▸ Tasks to perform:
**a)** In the passage on automating PostgreSQL audit columns, what is the tentative name of the new Pyrseas tool?
**b)** Carry on the passage on automating PostgreSQL audit columns from the point where it stops.

Suppose you have a PostgreSQL database like the Pagila sample with 14 tables, each with a last_update timestamp column to record the date and time each row was modified, and it is now a requirement to capture which user effected each change. Or perhaps you have several tables without such audit trail columns and need to add them quickly. Or maybe you have decided to denormalize your design by adding a calculated column, e.g., extended price = unit price times quantity ordered, or a derived column, e.g., carrying the customer name in the invoice table.
If you have some experience as a DBA, the word “drudgery” may have come to mind at the prospect of implementing the above features. It’s possible that, after a while, you’ve developed an approach for dealing with some of them but still wish there’d be some way to automate these thankless tasks.
You may have looked at the Andromeda project’s “automations” which provide some of these capabilities. However, in order to take advantage of the automations, you’ll first have to manually describe your database in a YAML format (and you’ll have to install Apache and PHP). Or you could have tried to use the follow-on project, Triangulum, but essentially you’d still have to create a YAML schema (no need for Apache, but you still need PHP).
Some relief is forthcoming. As a result of discussions resulting from my Business Logic in the Database post, I have been collaborating with Roger Hunwicks on a potential solution to these common DBA needs. The new Pyrseas tool is tentatively named dbextend1 and its initial documentation is available in the Pyrseas extender branch. This is how I envision dbextend being used.

▸ Dataset content:
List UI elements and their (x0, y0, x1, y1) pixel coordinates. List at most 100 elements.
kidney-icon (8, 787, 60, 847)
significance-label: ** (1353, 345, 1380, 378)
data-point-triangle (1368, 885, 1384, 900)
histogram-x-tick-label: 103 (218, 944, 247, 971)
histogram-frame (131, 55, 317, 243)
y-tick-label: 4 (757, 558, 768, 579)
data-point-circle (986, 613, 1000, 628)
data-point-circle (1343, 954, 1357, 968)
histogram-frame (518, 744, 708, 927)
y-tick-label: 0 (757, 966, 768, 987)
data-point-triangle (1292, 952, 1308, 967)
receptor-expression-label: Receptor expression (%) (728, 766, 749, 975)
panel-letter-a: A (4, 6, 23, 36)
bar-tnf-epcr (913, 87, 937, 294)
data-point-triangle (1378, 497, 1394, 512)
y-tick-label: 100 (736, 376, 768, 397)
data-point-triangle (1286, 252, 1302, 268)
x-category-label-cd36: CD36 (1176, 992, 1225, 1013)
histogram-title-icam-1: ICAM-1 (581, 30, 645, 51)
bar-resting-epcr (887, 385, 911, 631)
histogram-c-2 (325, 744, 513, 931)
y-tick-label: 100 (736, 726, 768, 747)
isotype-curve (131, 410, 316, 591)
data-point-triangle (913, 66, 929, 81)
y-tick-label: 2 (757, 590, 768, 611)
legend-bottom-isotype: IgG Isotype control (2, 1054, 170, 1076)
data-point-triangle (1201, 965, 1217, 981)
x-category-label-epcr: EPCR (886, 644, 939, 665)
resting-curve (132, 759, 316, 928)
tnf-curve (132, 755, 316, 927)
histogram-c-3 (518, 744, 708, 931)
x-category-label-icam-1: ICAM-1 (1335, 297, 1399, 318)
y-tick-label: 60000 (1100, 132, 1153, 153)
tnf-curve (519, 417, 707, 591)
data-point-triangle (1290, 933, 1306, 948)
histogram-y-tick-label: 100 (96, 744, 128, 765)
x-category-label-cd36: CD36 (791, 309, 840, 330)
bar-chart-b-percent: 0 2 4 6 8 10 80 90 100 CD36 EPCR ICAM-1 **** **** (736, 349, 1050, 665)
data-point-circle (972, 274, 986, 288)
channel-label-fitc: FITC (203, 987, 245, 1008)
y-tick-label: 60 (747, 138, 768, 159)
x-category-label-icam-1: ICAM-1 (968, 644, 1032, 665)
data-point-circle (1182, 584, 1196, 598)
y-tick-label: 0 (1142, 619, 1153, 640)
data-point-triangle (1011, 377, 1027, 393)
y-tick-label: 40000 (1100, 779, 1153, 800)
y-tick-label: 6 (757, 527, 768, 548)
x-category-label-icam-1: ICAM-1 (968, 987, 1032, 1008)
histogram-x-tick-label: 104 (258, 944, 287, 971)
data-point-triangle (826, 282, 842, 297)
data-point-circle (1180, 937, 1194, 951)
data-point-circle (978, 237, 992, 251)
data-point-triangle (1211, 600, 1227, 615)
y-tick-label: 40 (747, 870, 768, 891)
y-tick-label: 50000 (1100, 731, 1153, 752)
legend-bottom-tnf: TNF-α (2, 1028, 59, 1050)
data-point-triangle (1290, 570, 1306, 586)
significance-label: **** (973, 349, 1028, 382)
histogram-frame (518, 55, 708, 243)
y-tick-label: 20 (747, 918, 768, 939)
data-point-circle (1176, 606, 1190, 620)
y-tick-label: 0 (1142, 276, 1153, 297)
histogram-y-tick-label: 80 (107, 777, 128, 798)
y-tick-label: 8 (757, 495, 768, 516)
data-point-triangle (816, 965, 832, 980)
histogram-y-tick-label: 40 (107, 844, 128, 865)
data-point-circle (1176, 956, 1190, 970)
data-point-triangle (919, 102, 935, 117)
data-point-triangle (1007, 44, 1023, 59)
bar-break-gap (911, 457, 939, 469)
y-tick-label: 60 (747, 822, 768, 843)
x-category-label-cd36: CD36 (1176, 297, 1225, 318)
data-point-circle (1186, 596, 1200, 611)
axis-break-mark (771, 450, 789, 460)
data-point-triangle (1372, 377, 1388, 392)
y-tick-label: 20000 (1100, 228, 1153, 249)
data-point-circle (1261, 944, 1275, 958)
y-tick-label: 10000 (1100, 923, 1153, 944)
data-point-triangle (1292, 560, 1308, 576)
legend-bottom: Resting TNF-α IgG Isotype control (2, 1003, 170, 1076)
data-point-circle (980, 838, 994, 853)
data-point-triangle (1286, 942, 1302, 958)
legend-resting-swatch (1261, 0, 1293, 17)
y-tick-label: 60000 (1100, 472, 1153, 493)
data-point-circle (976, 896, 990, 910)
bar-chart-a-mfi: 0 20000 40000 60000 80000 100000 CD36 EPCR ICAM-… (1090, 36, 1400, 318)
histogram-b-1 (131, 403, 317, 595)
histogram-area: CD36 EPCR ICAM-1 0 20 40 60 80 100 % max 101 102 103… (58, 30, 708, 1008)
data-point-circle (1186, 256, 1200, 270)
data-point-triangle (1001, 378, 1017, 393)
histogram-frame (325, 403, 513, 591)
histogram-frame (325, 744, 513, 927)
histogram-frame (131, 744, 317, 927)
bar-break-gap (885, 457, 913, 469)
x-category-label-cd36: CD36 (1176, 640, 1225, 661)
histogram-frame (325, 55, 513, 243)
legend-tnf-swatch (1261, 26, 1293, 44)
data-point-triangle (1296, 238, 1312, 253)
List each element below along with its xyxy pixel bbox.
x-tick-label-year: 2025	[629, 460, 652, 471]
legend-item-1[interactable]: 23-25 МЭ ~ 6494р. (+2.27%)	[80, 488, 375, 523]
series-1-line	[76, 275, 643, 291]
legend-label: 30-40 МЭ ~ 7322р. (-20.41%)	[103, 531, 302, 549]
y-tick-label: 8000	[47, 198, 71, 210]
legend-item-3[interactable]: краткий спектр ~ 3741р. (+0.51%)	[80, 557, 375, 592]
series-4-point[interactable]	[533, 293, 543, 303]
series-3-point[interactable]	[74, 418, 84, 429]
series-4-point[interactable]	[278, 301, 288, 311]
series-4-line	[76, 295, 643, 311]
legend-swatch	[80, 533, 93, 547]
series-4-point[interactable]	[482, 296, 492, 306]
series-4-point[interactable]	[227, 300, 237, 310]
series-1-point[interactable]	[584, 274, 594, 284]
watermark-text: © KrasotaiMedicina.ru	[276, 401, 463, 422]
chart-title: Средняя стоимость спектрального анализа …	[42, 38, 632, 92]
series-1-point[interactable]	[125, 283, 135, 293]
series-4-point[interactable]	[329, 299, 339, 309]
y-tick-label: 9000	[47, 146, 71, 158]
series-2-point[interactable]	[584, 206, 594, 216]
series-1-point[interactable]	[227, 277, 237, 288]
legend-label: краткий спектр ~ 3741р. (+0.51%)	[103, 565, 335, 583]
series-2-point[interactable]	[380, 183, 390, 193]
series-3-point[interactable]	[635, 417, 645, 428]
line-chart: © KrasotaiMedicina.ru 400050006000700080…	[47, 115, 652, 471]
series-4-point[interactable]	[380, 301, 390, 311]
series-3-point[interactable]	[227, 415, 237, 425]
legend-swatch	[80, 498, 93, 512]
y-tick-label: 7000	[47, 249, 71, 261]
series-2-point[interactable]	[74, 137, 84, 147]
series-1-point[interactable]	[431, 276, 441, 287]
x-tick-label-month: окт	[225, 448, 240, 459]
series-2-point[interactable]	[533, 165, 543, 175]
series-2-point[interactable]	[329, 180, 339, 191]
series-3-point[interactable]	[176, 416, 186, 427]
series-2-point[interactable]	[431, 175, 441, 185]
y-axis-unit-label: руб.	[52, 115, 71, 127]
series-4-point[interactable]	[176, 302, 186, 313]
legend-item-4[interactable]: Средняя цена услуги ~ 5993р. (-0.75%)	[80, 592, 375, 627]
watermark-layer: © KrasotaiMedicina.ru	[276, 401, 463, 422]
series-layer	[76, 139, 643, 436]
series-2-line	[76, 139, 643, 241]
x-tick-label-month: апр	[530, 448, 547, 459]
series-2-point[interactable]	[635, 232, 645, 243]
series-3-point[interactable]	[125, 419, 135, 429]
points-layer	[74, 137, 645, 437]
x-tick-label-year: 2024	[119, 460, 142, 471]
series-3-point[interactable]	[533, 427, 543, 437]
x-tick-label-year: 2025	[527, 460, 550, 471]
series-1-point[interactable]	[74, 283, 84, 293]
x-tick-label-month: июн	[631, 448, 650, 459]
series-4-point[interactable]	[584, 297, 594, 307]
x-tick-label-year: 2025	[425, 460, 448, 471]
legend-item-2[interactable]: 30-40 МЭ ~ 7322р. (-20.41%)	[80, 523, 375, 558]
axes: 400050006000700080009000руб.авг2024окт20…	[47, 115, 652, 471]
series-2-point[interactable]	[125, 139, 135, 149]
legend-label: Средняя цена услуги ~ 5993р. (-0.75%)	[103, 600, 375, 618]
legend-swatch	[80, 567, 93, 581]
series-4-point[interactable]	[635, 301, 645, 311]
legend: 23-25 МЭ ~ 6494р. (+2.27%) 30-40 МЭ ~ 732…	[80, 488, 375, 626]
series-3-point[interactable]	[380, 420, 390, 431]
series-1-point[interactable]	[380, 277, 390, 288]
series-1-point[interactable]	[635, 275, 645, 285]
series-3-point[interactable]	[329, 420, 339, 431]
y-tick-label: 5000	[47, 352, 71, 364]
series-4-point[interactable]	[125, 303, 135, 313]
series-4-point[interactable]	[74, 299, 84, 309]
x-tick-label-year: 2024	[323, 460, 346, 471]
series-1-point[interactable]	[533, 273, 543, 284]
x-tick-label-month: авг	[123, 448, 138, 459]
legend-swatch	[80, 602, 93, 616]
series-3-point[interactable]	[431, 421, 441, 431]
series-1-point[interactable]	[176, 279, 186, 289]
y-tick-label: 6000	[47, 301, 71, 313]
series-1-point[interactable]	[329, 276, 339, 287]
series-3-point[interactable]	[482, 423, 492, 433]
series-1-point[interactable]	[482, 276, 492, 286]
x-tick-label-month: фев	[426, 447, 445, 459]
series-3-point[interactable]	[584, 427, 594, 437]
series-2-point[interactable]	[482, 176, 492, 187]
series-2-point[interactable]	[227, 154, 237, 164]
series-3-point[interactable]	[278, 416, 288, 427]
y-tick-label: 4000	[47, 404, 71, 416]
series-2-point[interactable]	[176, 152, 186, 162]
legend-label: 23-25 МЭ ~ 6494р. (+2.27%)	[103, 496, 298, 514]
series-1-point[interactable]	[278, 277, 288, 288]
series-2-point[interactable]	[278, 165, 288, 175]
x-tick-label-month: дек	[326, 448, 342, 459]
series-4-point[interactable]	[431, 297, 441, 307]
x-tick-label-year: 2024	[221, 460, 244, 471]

▸ Answers for this exercise:
**a)** dbextend

**b)**
Consider the opening example. The DBA would create a simple YAML file such as the (abbreviated) one below, listing the tables and the needed features:
schema public: table actor: audit_columns: default table category: audit_columns: default ... table store: audit_columns: default
The DBA would then use this file, say audext.yaml, as input to dbextend, e.g.,
dbextend pagiladb audext.yaml
dbextend reads the PostgreSQL catalogs (using code shared with dbtoyaml and yamltodb), building its internal representation. It also reads the YAML extensions file and builds a parallel (albeit much smaller) structure. Thirdly, it reads extension configuration information, e.g., a definition of what columns need to be added for “audit_columns: default“, for example, modified_timestamp and modified_by_user, what trigger(s) to add, and what function(s) to be created.
The output of dbextend is a YAML schema file, just like the one output by dbtoyaml, which can be piped directly to yamltodb to generate SQL to implement the desired features.
In case you’re wondering, dbextend —like other Pyrseas tools— will require Python, psycopg2 and pyyaml.
What features would you like to see automated? What are your suggested best practices for automating these common needs?
Picture credit: Thanks to Mr. O’Brien, a fourth-grade teacher in Minnesota.
1 We’re still receptive to some other suitable name.
My Approach, and its never failed me.
Create a Table called Auditlog with the following columns
eventid – Unique ID for every event
timestamp – the timestamp the action was recorded
recorduid – the TABLEs Primary KEY (I always uses unique integers)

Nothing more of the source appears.